→ **Фрагмент текста**:
Обсуждали с Димой Лоевским место из «Мирных действий» применительно к характеру генерала графа Петра Форкосигана и вспоминали соседний кусочек.
- К концу моего брака моя клятва оставалась единственным, что не обратилось в прах. Когда я пыталась поговорить об этом с тетей Фортиц, она старалась меня утешить - мол, все нормально, ведь и остальные тоже считали Тьена ослом. Вы понимаете… Тьен тут не при чем, будь он святым или чудовищем. Это я, это мое слово.
Он пожал плечами. - Что же тут так трудно понять? Для меня это абсолютно очевидно.
Она повернула голову и опустила взгляд на его лицо. Он глядел на нее снизу вверх с терпеливым любопытством. Да, он понимает абсолютно все… и даже попытки не делает ее утешать, уговаривая забыть об этом горе или убеждая, что оно того не стоит. Ощущение было такое, словно она открыла дверь, которую считала дверцей платяного шкафа, и шагнула через нее в иной мир, распахнувшийся перед ее округлившимися глазами. Ой.

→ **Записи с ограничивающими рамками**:
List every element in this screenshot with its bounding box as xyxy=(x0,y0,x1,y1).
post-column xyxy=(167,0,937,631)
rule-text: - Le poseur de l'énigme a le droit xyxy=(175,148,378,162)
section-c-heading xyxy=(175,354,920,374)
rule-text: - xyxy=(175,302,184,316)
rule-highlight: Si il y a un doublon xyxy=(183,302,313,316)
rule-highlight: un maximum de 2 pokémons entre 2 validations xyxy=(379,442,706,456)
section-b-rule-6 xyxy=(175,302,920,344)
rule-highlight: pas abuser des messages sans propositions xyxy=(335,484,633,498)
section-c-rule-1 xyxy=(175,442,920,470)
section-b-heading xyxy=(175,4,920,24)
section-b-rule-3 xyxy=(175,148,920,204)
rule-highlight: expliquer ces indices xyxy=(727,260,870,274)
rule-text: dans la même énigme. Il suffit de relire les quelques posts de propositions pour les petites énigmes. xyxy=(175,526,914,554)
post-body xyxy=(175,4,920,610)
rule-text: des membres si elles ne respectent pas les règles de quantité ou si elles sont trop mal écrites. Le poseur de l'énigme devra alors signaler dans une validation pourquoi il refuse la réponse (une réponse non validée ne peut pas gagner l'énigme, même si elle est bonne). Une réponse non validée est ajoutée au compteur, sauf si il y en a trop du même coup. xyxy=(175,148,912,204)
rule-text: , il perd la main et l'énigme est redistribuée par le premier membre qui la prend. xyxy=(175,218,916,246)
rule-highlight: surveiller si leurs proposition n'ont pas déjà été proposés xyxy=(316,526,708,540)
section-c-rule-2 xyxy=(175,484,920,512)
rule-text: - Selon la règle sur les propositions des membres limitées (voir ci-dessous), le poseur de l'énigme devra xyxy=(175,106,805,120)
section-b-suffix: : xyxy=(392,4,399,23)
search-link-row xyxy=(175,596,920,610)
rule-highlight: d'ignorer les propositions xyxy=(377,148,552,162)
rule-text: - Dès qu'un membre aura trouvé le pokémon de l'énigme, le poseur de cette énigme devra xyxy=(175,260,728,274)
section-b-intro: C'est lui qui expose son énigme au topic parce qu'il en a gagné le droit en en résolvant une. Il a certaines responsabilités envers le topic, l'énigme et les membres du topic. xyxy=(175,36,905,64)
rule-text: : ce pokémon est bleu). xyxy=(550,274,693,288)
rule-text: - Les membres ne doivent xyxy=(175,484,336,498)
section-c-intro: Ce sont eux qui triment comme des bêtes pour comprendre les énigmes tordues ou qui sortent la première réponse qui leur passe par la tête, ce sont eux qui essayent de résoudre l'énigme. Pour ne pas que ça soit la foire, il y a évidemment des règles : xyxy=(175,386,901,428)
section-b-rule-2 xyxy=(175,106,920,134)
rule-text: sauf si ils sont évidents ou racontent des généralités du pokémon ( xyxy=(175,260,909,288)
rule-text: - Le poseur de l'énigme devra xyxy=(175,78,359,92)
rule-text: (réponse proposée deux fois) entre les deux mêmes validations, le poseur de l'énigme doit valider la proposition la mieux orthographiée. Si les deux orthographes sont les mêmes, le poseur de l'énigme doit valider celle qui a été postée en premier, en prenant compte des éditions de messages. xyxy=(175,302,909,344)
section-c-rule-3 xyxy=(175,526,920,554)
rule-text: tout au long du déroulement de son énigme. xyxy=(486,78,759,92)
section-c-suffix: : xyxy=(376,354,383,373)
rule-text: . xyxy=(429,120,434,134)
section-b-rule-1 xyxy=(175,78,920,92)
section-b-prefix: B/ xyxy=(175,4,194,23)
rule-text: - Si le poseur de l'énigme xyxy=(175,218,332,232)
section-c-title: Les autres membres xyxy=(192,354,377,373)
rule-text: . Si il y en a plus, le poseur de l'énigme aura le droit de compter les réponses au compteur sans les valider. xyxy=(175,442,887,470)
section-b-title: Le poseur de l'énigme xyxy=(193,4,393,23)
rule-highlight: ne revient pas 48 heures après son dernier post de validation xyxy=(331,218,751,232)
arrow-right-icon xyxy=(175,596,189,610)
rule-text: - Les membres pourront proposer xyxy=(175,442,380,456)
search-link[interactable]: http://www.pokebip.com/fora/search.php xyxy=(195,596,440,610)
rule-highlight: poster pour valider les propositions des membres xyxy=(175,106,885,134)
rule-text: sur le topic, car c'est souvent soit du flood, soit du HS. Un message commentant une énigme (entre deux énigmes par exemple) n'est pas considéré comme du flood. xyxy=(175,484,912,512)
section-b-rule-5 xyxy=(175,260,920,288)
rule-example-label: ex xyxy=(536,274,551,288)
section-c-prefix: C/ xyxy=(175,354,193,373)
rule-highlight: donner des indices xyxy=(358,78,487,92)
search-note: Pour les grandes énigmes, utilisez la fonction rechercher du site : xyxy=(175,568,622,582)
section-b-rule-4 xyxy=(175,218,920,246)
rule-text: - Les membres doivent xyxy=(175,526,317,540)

→ **Что требуется**:
a: Ответьте по отрывку на вопросы, каждый ответ дайте с новой строки под тем же номером:
(i) С кем обсуждали место из «Мирных действий»?
(ii) Кого, по словам тети Фортиц, остальные тоже считали ослом?
(iii) С каким выражением он глядел на нее снизу вверх?
b: Изложите суть отрывка в двух предложениях.
c: Определите, согласуются ли с отрывком утверждения (i)–(iii). Ответьте «да» или «нет» и приведите решающие слова отрывка дословно.
(i) Тетя Фортиц не пыталась утешить героиню.
(ii) Собеседнику было трудно понять героиню.
(iii) Он не уговаривал ее забыть об этом горе.

→ **Ответы**:
a:
(i) С Димой Лоевским.
(ii) Тьена.
(iii) С терпеливым любопытством.

b: С Димой Лоевским обсуждали место из «Мирных действий» применительно к характеру генерала графа Петра Форкосигана и вспоминали соседний кусочек. В нем героиня говорит, что к концу брака лишь ее клятва не обратилась в прах и дело не в Тьене, а в ее слове, а собеседник отвечает, что для него это абсолютно очевидно, и она видит, что он даже не пытается ее утешать.

c:
(i) Нет: «она старалась меня утешить».
(ii) Нет: «Для меня это абсолютно очевидно».
(iii) Да: «и даже попытки не делает ее утешать, уговаривая забыть об этом горе».